▸ Dataset excerpt:
═══

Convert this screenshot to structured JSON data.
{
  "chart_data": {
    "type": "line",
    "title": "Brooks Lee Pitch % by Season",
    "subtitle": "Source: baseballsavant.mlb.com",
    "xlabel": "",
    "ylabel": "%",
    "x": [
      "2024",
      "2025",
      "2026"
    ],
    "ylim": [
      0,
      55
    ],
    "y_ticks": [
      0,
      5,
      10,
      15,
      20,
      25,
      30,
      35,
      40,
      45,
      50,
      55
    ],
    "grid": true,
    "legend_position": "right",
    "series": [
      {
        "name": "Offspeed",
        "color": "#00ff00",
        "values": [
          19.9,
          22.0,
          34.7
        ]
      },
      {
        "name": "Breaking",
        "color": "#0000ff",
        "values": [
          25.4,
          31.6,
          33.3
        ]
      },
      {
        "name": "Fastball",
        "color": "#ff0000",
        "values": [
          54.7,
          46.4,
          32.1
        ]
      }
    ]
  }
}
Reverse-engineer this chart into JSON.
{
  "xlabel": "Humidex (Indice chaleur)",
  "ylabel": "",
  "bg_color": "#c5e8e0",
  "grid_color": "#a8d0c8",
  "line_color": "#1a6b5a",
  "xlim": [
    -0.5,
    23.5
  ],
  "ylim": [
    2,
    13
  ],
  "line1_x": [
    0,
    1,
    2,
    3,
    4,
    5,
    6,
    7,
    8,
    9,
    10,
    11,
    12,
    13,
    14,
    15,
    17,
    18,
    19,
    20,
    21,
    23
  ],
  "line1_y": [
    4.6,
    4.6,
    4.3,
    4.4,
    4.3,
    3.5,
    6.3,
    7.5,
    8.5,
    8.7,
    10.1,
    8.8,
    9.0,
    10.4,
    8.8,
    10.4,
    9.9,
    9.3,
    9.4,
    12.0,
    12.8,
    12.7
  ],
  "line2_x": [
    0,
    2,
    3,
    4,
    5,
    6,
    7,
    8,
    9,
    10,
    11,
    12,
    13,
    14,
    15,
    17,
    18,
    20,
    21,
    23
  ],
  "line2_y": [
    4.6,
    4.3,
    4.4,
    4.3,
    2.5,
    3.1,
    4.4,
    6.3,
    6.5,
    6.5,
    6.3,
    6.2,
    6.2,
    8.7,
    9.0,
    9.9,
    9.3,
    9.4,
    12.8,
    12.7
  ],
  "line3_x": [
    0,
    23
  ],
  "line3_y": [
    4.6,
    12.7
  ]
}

═══

▸ GIVEN EXERCISE: Transcribe all of the material exactly. Omit nothing.

▸ FULL ANSWER:
Convert this screenshot to structured JSON data.
{
  "chart_data": {
    "type": "line",
    "title": "Brooks Lee Pitch % by Season",
    "subtitle": "Source: baseballsavant.mlb.com",
    "xlabel": "",
    "ylabel": "%",
    "x": [
      "2024",
      "2025",
      "2026"
    ],
    "ylim": [
      0,
      55
    ],
    "y_ticks": [
      0,
      5,
      10,
      15,
      20,
      25,
      30,
      35,
      40,
      45,
      50,
      55
    ],
    "grid": true,
    "legend_position": "right",
    "series": [
      {
        "name": "Offspeed",
        "color": "#00ff00",
        "values": [
          19.9,
          22.0,
          34.7
        ]
      },
      {
        "name": "Breaking",
        "color": "#0000ff",
        "values": [
          25.4,
          31.6,
          33.3
        ]
      },
      {
        "name": "Fastball",
        "color": "#ff0000",
        "values": [
          54.7,
          46.4,
          32.1
        ]
      }
    ]
  }
}
Reverse-engineer this chart into JSON.
{
  "xlabel": "Humidex (Indice chaleur)",
  "ylabel": "",
  "bg_color": "#c5e8e0",
  "grid_color": "#a8d0c8",
  "line_color": "#1a6b5a",
  "xlim": [
    -0.5,
    23.5
  ],
  "ylim": [
    2,
    13
  ],
  "line1_x": [
    0,
    1,
    2,
    3,
    4,
    5,
    6,
    7,
    8,
    9,
    10,
    11,
    12,
    13,
    14,
    15,
    17,
    18,
    19,
    20,
    21,
    23
  ],
  "line1_y": [
    4.6,
    4.6,
    4.3,
    4.4,
    4.3,
    3.5,
    6.3,
    7.5,
    8.5,
    8.7,
    10.1,
    8.8,
    9.0,
    10.4,
    8.8,
    10.4,
    9.9,
    9.3,
    9.4,
    12.0,
    12.8,
    12.7
  ],
  "line2_x": [
    0,
    2,
    3,
    4,
    5,
    6,
    7,
    8,
    9,
    10,
    11,
    12,
    13,
    14,
    15,
    17,
    18,
    20,
    21,
    23
  ],
  "line2_y": [
    4.6,
    4.3,
    4.4,
    4.3,
    2.5,
    3.1,
    4.4,
    6.3,
    6.5,
    6.5,
    6.3,
    6.2,
    6.2,
    8.7,
    9.0,
    9.9,
    9.3,
    9.4,
    12.8,
    12.7
  ],
  "line3_x": [
    0,
    23
  ],
  "line3_y": [
    4.6,
    12.7
  ]
}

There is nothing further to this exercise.